## START THE RECORDS

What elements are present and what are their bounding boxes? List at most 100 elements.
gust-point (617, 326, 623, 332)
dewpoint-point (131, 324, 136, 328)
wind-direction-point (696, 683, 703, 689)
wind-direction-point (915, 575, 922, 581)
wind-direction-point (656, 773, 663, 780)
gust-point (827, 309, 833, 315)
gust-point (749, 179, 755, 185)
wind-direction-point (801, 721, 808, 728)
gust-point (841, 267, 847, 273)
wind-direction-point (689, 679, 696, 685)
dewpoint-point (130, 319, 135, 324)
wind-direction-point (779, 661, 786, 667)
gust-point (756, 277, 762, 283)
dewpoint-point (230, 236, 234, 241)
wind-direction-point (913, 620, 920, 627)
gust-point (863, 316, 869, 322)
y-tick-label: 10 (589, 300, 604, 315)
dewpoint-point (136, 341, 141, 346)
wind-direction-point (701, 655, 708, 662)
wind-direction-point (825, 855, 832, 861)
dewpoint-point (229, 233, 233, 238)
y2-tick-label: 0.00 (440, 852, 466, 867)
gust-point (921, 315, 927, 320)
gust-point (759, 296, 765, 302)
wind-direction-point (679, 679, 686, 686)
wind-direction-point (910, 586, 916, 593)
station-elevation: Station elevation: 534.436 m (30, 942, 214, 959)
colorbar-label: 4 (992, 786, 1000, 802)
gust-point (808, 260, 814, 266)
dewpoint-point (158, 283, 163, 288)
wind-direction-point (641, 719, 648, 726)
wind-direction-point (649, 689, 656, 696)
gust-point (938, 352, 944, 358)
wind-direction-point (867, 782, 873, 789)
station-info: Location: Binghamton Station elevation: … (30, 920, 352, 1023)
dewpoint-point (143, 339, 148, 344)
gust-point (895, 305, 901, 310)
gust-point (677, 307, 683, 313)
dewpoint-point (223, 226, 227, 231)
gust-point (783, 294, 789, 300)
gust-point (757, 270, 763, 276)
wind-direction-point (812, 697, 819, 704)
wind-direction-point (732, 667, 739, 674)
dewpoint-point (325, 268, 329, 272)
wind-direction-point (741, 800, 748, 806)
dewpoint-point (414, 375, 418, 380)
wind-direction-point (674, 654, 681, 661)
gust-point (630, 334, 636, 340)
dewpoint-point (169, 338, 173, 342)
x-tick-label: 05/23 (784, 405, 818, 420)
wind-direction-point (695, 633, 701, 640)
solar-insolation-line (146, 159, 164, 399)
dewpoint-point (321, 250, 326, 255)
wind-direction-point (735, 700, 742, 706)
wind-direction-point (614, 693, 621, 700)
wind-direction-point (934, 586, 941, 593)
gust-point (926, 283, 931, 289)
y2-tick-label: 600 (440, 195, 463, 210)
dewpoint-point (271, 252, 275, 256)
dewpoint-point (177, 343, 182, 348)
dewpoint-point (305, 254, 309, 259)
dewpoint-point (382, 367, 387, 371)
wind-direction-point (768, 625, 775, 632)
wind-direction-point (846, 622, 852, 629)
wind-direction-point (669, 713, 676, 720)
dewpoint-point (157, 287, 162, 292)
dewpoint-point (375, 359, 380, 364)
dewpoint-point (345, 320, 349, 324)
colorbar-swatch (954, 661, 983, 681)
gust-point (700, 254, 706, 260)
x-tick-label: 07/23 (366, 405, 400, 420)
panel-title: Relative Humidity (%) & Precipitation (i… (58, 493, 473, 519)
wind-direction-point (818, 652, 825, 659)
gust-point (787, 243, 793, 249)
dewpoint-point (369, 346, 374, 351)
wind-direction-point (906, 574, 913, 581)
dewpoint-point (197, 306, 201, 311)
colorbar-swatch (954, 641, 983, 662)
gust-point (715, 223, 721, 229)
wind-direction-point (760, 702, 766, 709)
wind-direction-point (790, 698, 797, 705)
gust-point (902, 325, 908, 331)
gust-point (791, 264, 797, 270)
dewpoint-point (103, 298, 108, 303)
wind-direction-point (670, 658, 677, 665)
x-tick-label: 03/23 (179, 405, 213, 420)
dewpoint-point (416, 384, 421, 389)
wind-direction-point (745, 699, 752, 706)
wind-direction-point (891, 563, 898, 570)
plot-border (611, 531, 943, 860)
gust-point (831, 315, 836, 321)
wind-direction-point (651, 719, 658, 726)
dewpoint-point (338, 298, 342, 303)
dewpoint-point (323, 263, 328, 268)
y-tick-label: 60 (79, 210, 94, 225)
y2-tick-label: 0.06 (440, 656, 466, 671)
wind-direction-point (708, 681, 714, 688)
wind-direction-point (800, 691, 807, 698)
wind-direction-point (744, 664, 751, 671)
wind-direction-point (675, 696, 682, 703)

## END THE RECORDS

* INSTRUCTIONS FOR THE TASK: Can you lay out the rows above as a Markdown table with the columns Row and Line, numbering each row and leaving out any blank lines?

* WRITTEN RESPONSE:
| Row | Line |
|---|---|
| 1 | What elements are present and what are their bounding boxes? List at most 100 elements. |
| 2 | gust-point (617, 326, 623, 332) |
| 3 | dewpoint-point (131, 324, 136, 328) |
| 4 | wind-direction-point (696, 683, 703, 689) |
| 5 | wind-direction-point (915, 575, 922, 581) |
| 6 | wind-direction-point (656, 773, 663, 780) |
| 7 | gust-point (827, 309, 833, 315) |
| 8 | gust-point (749, 179, 755, 185) |
| 9 | wind-direction-point (801, 721, 808, 728) |
| 10 | gust-point (841, 267, 847, 273) |
| 11 | wind-direction-point (689, 679, 696, 685) |
| 12 | dewpoint-point (130, 319, 135, 324) |
| 13 | wind-direction-point (779, 661, 786, 667) |
| 14 | gust-point (756, 277, 762, 283) |
| 15 | dewpoint-point (230, 236, 234, 241) |
| 16 | wind-direction-point (913, 620, 920, 627) |
| 17 | gust-point (863, 316, 869, 322) |
| 18 | y-tick-label: 10 (589, 300, 604, 315) |
| 19 | dewpoint-point (136, 341, 141, 346) |
| 20 | wind-direction-point (701, 655, 708, 662) |
| 21 | wind-direction-point (825, 855, 832, 861) |
| 22 | dewpoint-point (229, 233, 233, 238) |
| 23 | y2-tick-label: 0.00 (440, 852, 466, 867) |
| 24 | gust-point (921, 315, 927, 320) |
| 25 | gust-point (759, 296, 765, 302) |
| 26 | wind-direction-point (679, 679, 686, 686) |
| 27 | wind-direction-point (910, 586, 916, 593) |
| 28 | station-elevation: Station elevation: 534.436 m (30, 942, 214, 959) |
| 29 | colorbar-label: 4 (992, 786, 1000, 802) |
| 30 | gust-point (808, 260, 814, 266) |
| 31 | dewpoint-point (158, 283, 163, 288) |
| 32 | wind-direction-point (641, 719, 648, 726) |
| 33 | wind-direction-point (649, 689, 656, 696) |
| 34 | gust-point (938, 352, 944, 358) |
| 35 | wind-direction-point (867, 782, 873, 789) |
| 36 | station-info: Location: Binghamton Station elevation: … (30, 920, 352, 1023) |
| 37 | dewpoint-point (143, 339, 148, 344) |
| 38 | gust-point (895, 305, 901, 310) |
| 39 | gust-point (677, 307, 683, 313) |
| 40 | dewpoint-point (223, 226, 227, 231) |
| 41 | gust-point (783, 294, 789, 300) |
| 42 | gust-point (757, 270, 763, 276) |
| 43 | wind-direction-point (812, 697, 819, 704) |
| 44 | wind-direction-point (732, 667, 739, 674) |
| 45 | dewpoint-point (325, 268, 329, 272) |
| 46 | wind-direction-point (741, 800, 748, 806) |
| 47 | dewpoint-point (414, 375, 418, 380) |
| 48 | wind-direction-point (674, 654, 681, 661) |
| 49 | gust-point (630, 334, 636, 340) |
| 50 | dewpoint-point (169, 338, 173, 342) |
| 51 | x-tick-label: 05/23 (784, 405, 818, 420) |
| 52 | wind-direction-point (695, 633, 701, 640) |
| 53 | solar-insolation-line (146, 159, 164, 399) |
| 54 | dewpoint-point (321, 250, 326, 255) |
| 55 | wind-direction-point (735, 700, 742, 706) |
| 56 | wind-direction-point (614, 693, 621, 700) |
| 57 | wind-direction-point (934, 586, 941, 593) |
| 58 | gust-point (926, 283, 931, 289) |
| 59 | y2-tick-label: 600 (440, 195, 463, 210) |
| 60 | dewpoint-point (271, 252, 275, 256) |
| 61 | dewpoint-point (177, 343, 182, 348) |
| 62 | dewpoint-point (305, 254, 309, 259) |
| 63 | dewpoint-point (382, 367, 387, 371) |
| 64 | wind-direction-point (768, 625, 775, 632) |
| 65 | wind-direction-point (846, 622, 852, 629) |
| 66 | wind-direction-point (669, 713, 676, 720) |
| 67 | dewpoint-point (157, 287, 162, 292) |
| 68 | dewpoint-point (375, 359, 380, 364) |
| 69 | dewpoint-point (345, 320, 349, 324) |
| 70 | colorbar-swatch (954, 661, 983, 681) |
| 71 | gust-point (700, 254, 706, 260) |
| 72 | x-tick-label: 07/23 (366, 405, 400, 420) |
| 73 | panel-title: Relative Humidity (%) & Precipitation (i… (58, 493, 473, 519) |
| 74 | wind-direction-point (818, 652, 825, 659) |
| 75 | gust-point (787, 243, 793, 249) |
| 76 | dewpoint-point (369, 346, 374, 351) |
| 77 | wind-direction-point (906, 574, 913, 581) |
| 78 | dewpoint-point (197, 306, 201, 311) |
| 79 | colorbar-swatch (954, 641, 983, 662) |
| 80 | gust-point (715, 223, 721, 229) |
| 81 | wind-direction-point (760, 702, 766, 709) |
| 82 | wind-direction-point (790, 698, 797, 705) |
| 83 | gust-point (902, 325, 908, 331) |
| 84 | gust-point (791, 264, 797, 270) |
| 85 | dewpoint-point (103, 298, 108, 303) |
| 86 | wind-direction-point (670, 658, 677, 665) |
| 87 | x-tick-label: 03/23 (179, 405, 213, 420) |
| 88 | dewpoint-point (416, 384, 421, 389) |
| 89 | wind-direction-point (745, 699, 752, 706) |
| 90 | wind-direction-point (891, 563, 898, 570) |
| 91 | plot-border (611, 531, 943, 860) |
| 92 | gust-point (831, 315, 836, 321) |
| 93 | wind-direction-point (651, 719, 658, 726) |
| 94 | dewpoint-point (338, 298, 342, 303) |
| 95 | dewpoint-point (323, 263, 328, 268) |
| 96 | y-tick-label: 60 (79, 210, 94, 225) |
| 97 | y2-tick-label: 0.06 (440, 656, 466, 671) |
| 98 | wind-direction-point (708, 681, 714, 688) |
| 99 | wind-direction-point (800, 691, 807, 698) |
| 100 | wind-direction-point (744, 664, 751, 671) |
| 101 | wind-direction-point (675, 696, 682, 703) |